— BEGIN INFORMATION SUPPLIED —

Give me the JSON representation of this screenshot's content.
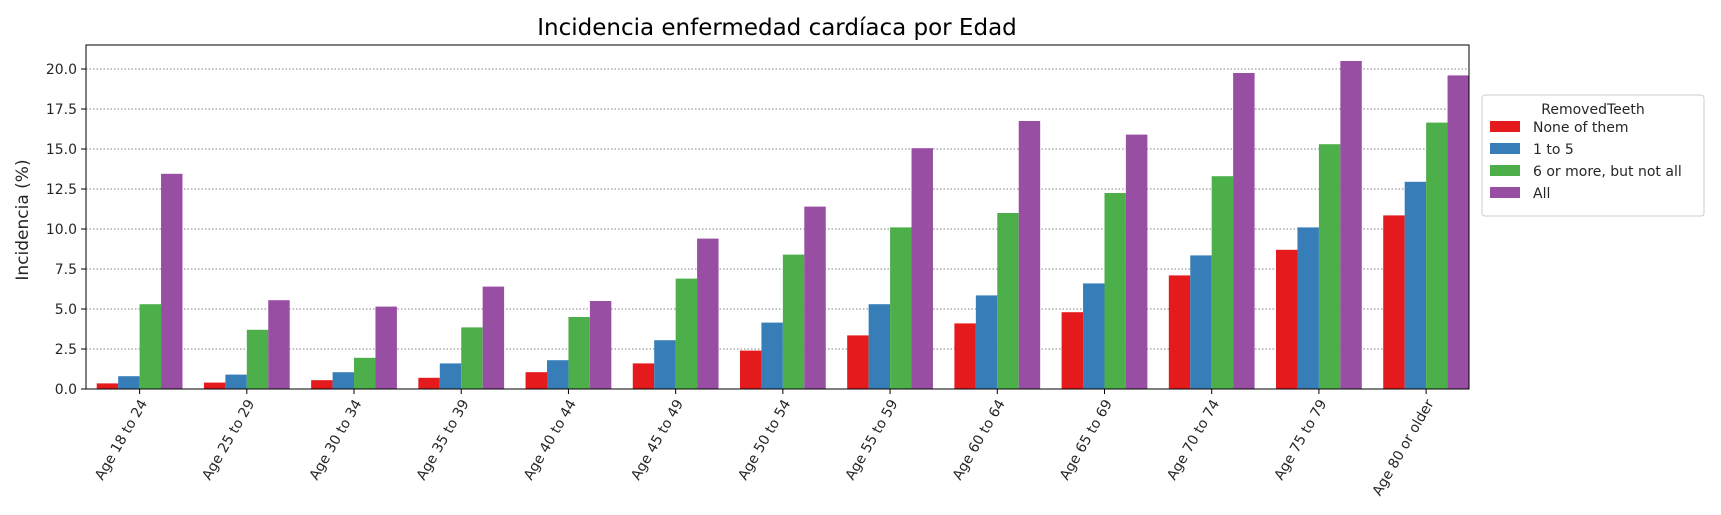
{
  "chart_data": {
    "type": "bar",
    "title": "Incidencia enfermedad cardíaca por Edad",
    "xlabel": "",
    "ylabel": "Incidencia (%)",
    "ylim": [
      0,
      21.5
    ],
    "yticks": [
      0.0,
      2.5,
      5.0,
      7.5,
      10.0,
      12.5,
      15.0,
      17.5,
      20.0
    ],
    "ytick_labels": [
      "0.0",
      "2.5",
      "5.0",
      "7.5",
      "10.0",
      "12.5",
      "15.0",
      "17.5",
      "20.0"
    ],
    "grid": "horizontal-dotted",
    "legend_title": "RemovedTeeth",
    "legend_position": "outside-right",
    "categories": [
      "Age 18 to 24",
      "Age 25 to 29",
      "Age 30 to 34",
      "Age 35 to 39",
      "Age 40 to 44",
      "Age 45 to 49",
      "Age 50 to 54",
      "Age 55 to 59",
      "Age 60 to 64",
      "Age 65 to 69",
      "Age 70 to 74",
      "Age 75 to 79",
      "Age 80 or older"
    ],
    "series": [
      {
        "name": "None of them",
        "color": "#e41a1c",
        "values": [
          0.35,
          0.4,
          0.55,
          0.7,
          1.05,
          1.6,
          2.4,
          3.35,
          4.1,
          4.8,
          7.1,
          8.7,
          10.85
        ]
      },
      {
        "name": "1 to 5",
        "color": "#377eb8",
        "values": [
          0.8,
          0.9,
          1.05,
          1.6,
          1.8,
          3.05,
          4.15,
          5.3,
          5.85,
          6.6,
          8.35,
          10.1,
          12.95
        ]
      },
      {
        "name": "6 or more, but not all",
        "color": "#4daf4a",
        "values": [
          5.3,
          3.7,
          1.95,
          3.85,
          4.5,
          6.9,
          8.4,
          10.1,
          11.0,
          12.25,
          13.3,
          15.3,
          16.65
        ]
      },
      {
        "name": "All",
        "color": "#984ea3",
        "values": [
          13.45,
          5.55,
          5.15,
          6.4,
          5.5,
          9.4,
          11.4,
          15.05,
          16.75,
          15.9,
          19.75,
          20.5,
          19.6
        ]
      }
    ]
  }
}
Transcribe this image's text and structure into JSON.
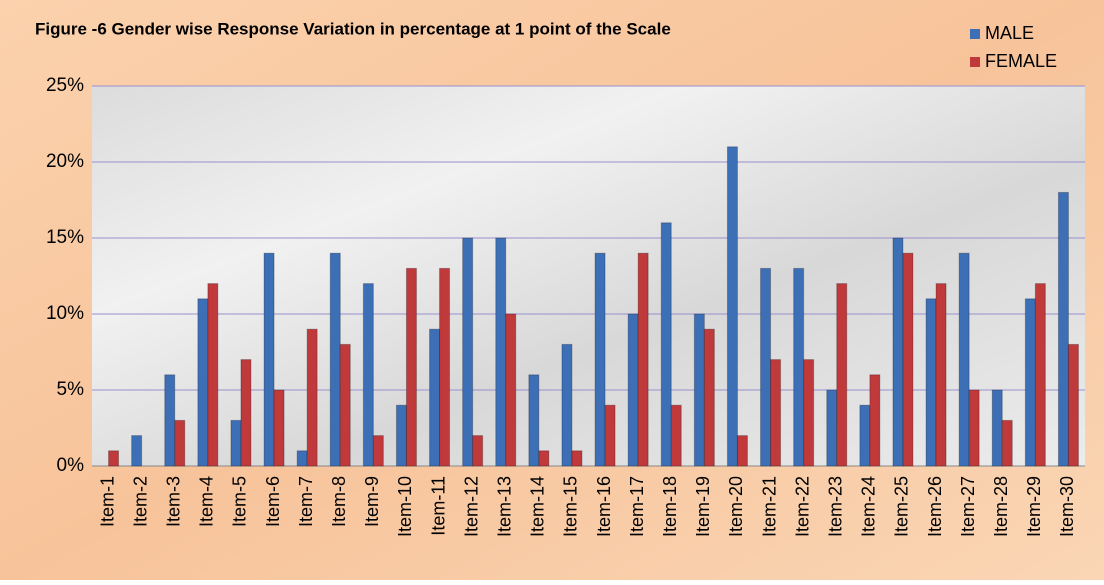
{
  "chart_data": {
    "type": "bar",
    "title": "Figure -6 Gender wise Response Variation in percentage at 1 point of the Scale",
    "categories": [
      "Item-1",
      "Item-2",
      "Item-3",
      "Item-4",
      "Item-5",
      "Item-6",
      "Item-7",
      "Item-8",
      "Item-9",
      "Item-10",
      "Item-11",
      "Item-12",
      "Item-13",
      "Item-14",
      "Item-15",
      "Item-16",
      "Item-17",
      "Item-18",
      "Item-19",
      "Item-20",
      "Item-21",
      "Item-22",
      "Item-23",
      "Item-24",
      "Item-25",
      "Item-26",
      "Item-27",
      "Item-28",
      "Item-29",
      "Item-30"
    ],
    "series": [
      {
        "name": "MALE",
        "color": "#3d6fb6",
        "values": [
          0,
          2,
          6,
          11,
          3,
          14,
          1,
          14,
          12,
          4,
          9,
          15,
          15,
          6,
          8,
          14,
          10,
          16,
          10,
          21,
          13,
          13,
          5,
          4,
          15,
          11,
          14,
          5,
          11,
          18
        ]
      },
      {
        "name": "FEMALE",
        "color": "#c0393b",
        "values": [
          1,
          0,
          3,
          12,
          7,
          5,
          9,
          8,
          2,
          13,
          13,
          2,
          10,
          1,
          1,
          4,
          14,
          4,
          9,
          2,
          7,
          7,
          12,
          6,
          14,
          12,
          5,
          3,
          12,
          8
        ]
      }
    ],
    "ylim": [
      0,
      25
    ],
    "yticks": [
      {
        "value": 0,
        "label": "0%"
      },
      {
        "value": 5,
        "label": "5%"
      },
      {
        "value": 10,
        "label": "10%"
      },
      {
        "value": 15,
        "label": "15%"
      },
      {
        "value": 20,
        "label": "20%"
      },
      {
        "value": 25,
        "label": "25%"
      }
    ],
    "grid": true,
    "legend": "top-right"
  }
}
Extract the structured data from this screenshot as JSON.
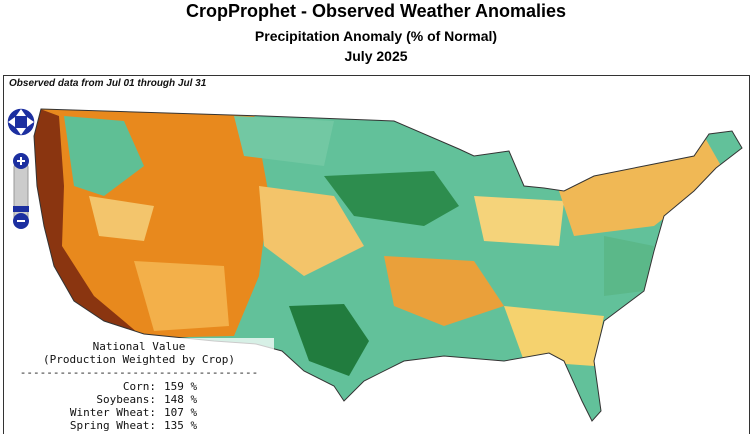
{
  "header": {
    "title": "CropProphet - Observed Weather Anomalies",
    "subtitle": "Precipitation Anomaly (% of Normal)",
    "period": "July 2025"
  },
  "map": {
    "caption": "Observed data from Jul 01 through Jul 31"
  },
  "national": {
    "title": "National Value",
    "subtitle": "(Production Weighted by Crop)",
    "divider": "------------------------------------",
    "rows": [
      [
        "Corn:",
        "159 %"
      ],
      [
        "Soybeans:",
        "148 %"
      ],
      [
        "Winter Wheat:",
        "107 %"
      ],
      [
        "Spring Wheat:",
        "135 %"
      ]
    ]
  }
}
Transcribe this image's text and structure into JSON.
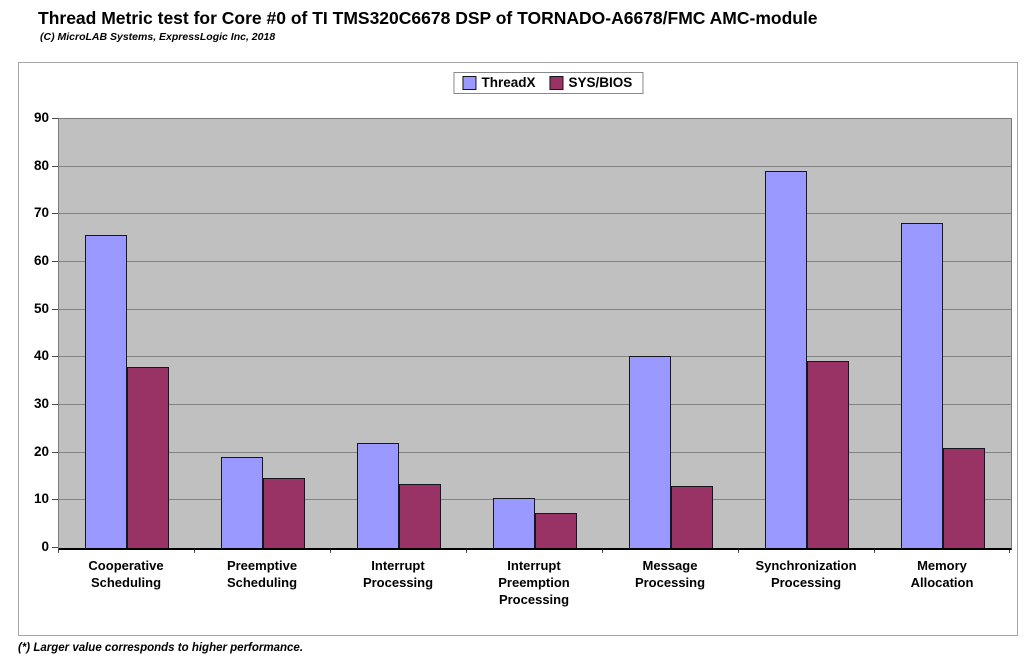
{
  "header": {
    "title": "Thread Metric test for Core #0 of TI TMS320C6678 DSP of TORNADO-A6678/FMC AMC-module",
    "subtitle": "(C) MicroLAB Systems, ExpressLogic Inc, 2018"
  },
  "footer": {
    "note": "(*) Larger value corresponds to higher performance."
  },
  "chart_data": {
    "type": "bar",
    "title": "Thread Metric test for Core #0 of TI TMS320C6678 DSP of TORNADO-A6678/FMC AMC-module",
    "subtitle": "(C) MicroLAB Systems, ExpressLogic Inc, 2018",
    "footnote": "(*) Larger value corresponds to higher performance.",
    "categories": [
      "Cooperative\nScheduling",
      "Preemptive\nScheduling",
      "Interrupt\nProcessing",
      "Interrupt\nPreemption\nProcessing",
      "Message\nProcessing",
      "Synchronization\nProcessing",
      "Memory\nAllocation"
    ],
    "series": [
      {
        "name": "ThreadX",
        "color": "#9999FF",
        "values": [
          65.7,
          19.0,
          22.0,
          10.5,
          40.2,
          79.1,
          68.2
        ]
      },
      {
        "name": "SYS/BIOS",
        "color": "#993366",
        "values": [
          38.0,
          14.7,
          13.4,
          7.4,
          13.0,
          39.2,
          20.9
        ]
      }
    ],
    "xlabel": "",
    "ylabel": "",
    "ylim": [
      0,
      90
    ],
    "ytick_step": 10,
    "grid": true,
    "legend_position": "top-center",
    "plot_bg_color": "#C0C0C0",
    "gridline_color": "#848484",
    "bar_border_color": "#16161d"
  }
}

— END INFORMATION SUPPLIED —
— BEGIN INFORMATION SUPPLIED —

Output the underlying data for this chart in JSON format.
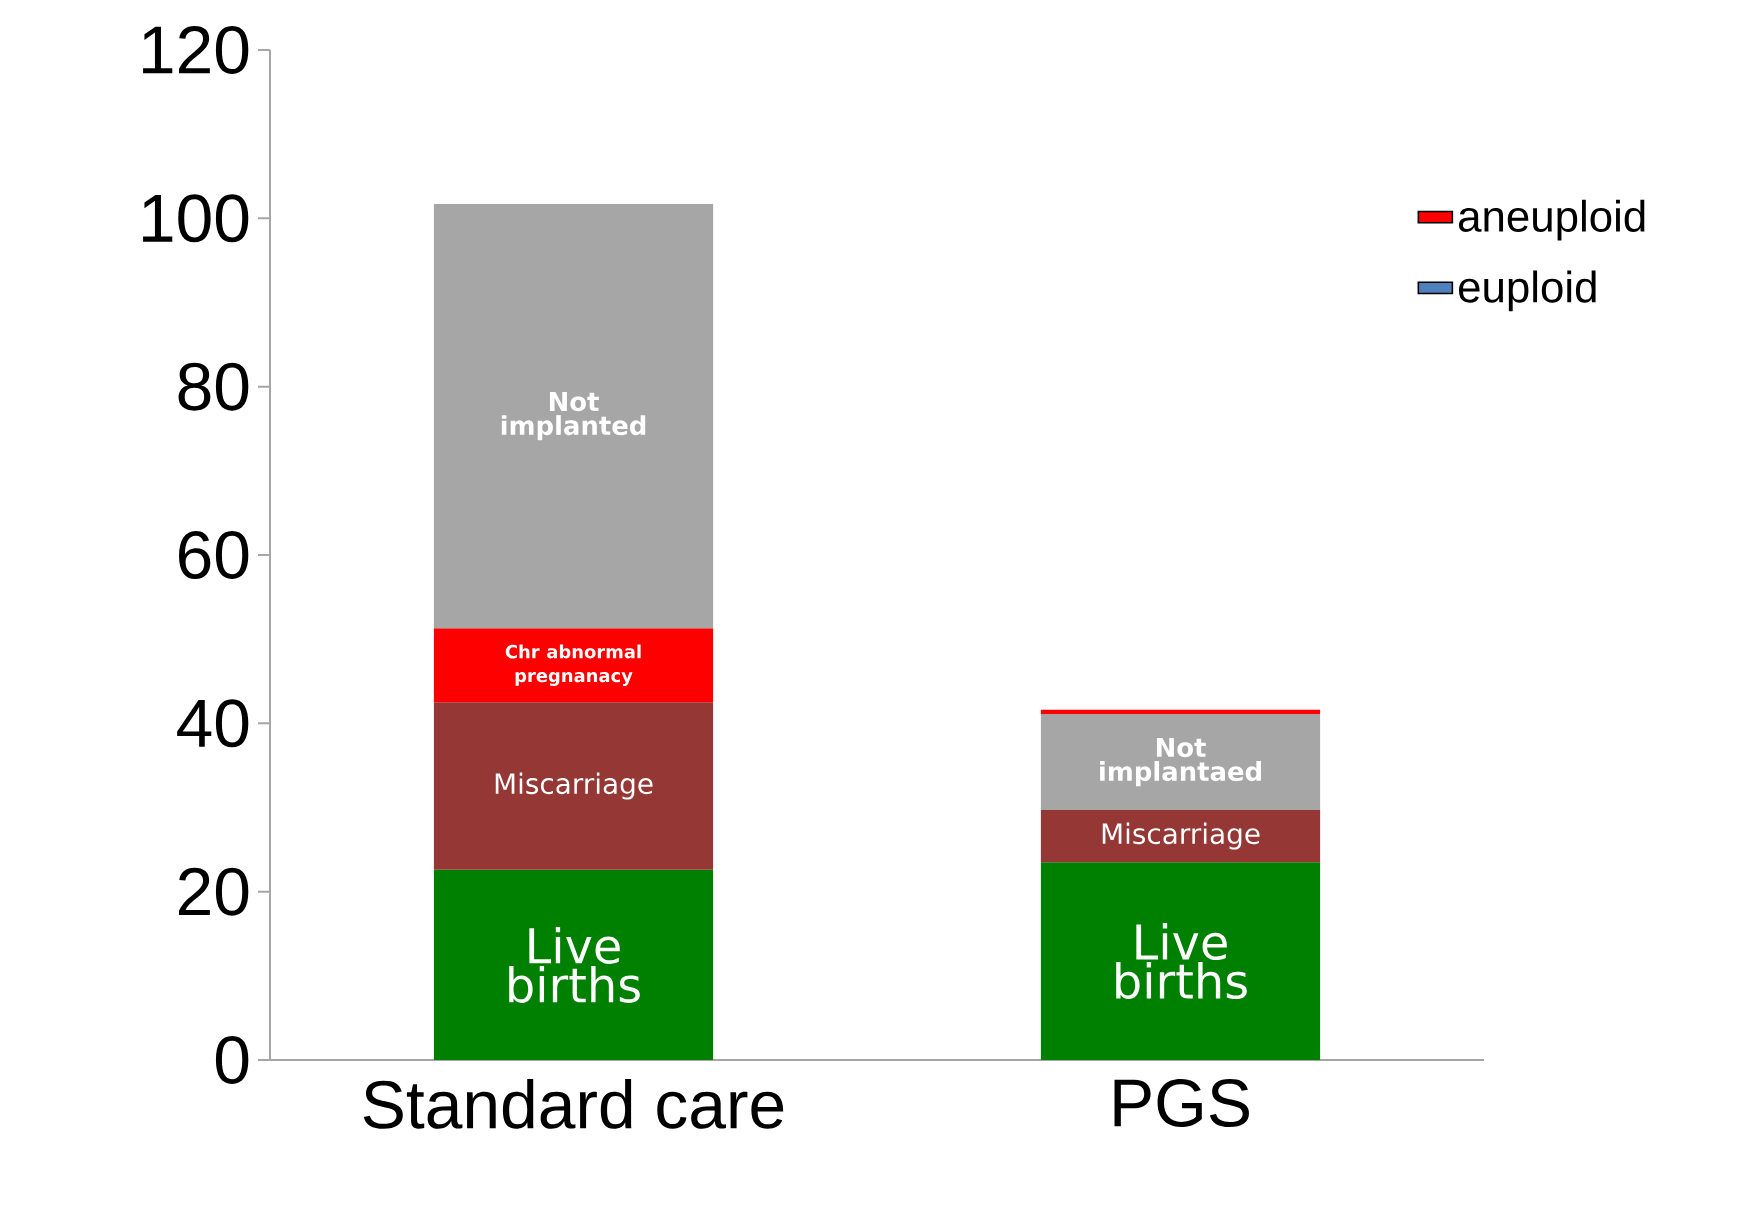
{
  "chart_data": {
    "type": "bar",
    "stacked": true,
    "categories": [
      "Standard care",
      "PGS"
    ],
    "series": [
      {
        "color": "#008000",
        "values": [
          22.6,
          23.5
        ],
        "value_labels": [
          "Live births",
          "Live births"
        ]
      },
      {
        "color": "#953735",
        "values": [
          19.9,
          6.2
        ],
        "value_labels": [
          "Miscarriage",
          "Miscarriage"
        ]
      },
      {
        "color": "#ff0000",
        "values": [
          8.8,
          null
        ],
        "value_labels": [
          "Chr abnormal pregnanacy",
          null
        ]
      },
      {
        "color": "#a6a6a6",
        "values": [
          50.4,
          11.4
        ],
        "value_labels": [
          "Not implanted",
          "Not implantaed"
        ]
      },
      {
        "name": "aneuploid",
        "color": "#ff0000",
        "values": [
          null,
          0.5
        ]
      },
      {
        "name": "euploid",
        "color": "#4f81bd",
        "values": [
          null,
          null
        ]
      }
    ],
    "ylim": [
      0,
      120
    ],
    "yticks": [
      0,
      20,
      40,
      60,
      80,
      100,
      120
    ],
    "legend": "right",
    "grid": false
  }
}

— END INFORMATION SUPPLIED —

> **SET PROBLEM**:
Every line that holds the string "this" should be returned.

> **THE SOLUTION**:
Give me the JSON representation of this screenshot's content.
Transcribe this image's text and structure into JSON.
Extract the structured data from this screenshot as JSON.
Transcribe this image's text and structure into JSON.
Output the underlying data for this chart in JSON format.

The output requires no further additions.